Set task
Every entry below should be printed exactly, without its images.

Data entries
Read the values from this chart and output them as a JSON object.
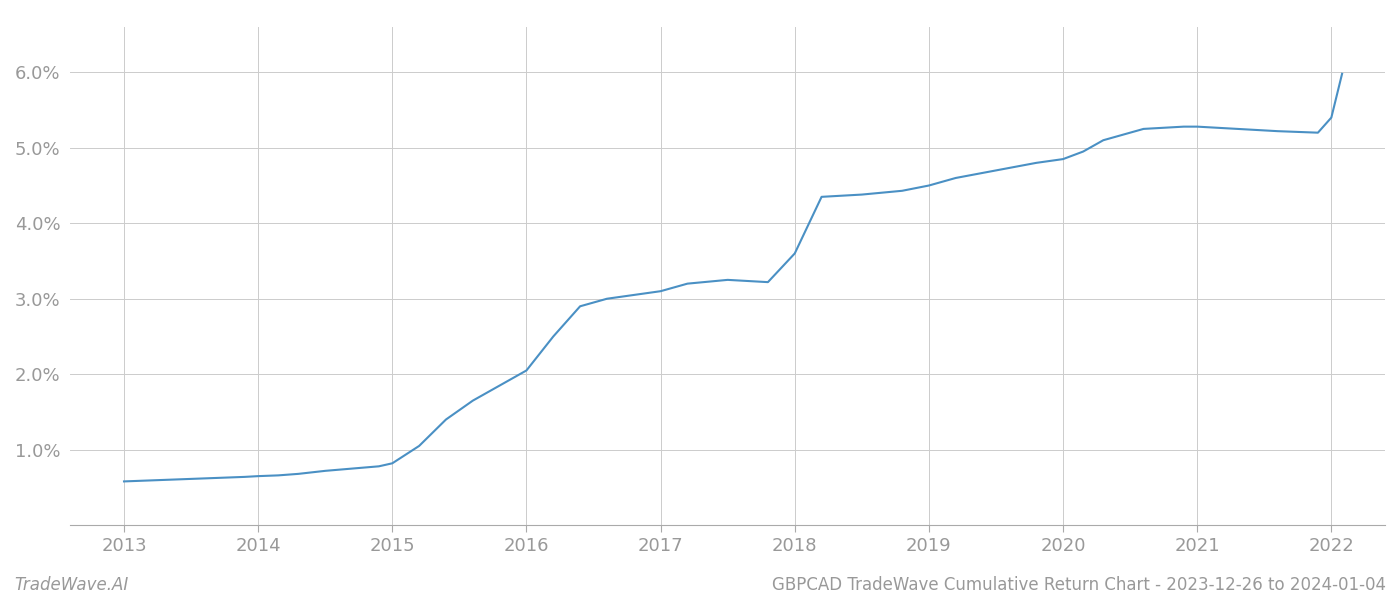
{
  "title": "",
  "footer_left": "TradeWave.AI",
  "footer_right": "GBPCAD TradeWave Cumulative Return Chart - 2023-12-26 to 2024-01-04",
  "line_color": "#4a90c4",
  "background_color": "#ffffff",
  "grid_color": "#cccccc",
  "text_color": "#999999",
  "x_values": [
    2013.0,
    2013.3,
    2013.6,
    2013.9,
    2014.0,
    2014.15,
    2014.3,
    2014.5,
    2014.7,
    2014.9,
    2015.0,
    2015.2,
    2015.4,
    2015.6,
    2015.8,
    2016.0,
    2016.2,
    2016.4,
    2016.6,
    2016.8,
    2017.0,
    2017.2,
    2017.5,
    2017.8,
    2018.0,
    2018.2,
    2018.5,
    2018.8,
    2019.0,
    2019.2,
    2019.5,
    2019.8,
    2020.0,
    2020.15,
    2020.3,
    2020.6,
    2020.9,
    2021.0,
    2021.3,
    2021.6,
    2021.9,
    2022.0,
    2022.08
  ],
  "y_values": [
    0.58,
    0.6,
    0.62,
    0.64,
    0.65,
    0.66,
    0.68,
    0.72,
    0.75,
    0.78,
    0.82,
    1.05,
    1.4,
    1.65,
    1.85,
    2.05,
    2.5,
    2.9,
    3.0,
    3.05,
    3.1,
    3.2,
    3.25,
    3.22,
    3.6,
    4.35,
    4.38,
    4.43,
    4.5,
    4.6,
    4.7,
    4.8,
    4.85,
    4.95,
    5.1,
    5.25,
    5.28,
    5.28,
    5.25,
    5.22,
    5.2,
    5.4,
    5.98
  ],
  "ylim": [
    0.0,
    6.6
  ],
  "xlim": [
    2012.6,
    2022.4
  ],
  "yticks": [
    1.0,
    2.0,
    3.0,
    4.0,
    5.0,
    6.0
  ],
  "xticks": [
    2013,
    2014,
    2015,
    2016,
    2017,
    2018,
    2019,
    2020,
    2021,
    2022
  ]
}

Problem solution
Read the values from this chart and output them as a JSON object.
{
  "title": "",
  "footer_left": "TradeWave.AI",
  "footer_right": "GBPCAD TradeWave Cumulative Return Chart - 2023-12-26 to 2024-01-04",
  "line_color": "#4a90c4",
  "background_color": "#ffffff",
  "grid_color": "#cccccc",
  "text_color": "#999999",
  "x_values": [
    2013.0,
    2013.3,
    2013.6,
    2013.9,
    2014.0,
    2014.15,
    2014.3,
    2014.5,
    2014.7,
    2014.9,
    2015.0,
    2015.2,
    2015.4,
    2015.6,
    2015.8,
    2016.0,
    2016.2,
    2016.4,
    2016.6,
    2016.8,
    2017.0,
    2017.2,
    2017.5,
    2017.8,
    2018.0,
    2018.2,
    2018.5,
    2018.8,
    2019.0,
    2019.2,
    2019.5,
    2019.8,
    2020.0,
    2020.15,
    2020.3,
    2020.6,
    2020.9,
    2021.0,
    2021.3,
    2021.6,
    2021.9,
    2022.0,
    2022.08
  ],
  "y_values": [
    0.58,
    0.6,
    0.62,
    0.64,
    0.65,
    0.66,
    0.68,
    0.72,
    0.75,
    0.78,
    0.82,
    1.05,
    1.4,
    1.65,
    1.85,
    2.05,
    2.5,
    2.9,
    3.0,
    3.05,
    3.1,
    3.2,
    3.25,
    3.22,
    3.6,
    4.35,
    4.38,
    4.43,
    4.5,
    4.6,
    4.7,
    4.8,
    4.85,
    4.95,
    5.1,
    5.25,
    5.28,
    5.28,
    5.25,
    5.22,
    5.2,
    5.4,
    5.98
  ],
  "ylim": [
    0.0,
    6.6
  ],
  "xlim": [
    2012.6,
    2022.4
  ],
  "yticks": [
    1.0,
    2.0,
    3.0,
    4.0,
    5.0,
    6.0
  ],
  "xticks": [
    2013,
    2014,
    2015,
    2016,
    2017,
    2018,
    2019,
    2020,
    2021,
    2022
  ]
}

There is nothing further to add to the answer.